_Given information_.
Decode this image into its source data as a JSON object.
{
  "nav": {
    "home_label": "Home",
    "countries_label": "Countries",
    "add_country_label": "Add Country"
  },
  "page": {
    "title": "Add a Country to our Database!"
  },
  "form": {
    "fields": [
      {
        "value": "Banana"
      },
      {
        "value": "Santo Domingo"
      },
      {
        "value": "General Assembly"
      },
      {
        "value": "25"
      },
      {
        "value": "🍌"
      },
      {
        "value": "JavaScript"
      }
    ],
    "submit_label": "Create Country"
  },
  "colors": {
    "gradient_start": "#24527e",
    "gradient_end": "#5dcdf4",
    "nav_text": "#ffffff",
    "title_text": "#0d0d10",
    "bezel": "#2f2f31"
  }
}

_Task goal_. From the entries above, extract every line where the word "Country" appears.

_Written solution_.
    "add_country_label": "Add Country"
    "title": "Add a Country to our Database!"
    "submit_label": "Create Country"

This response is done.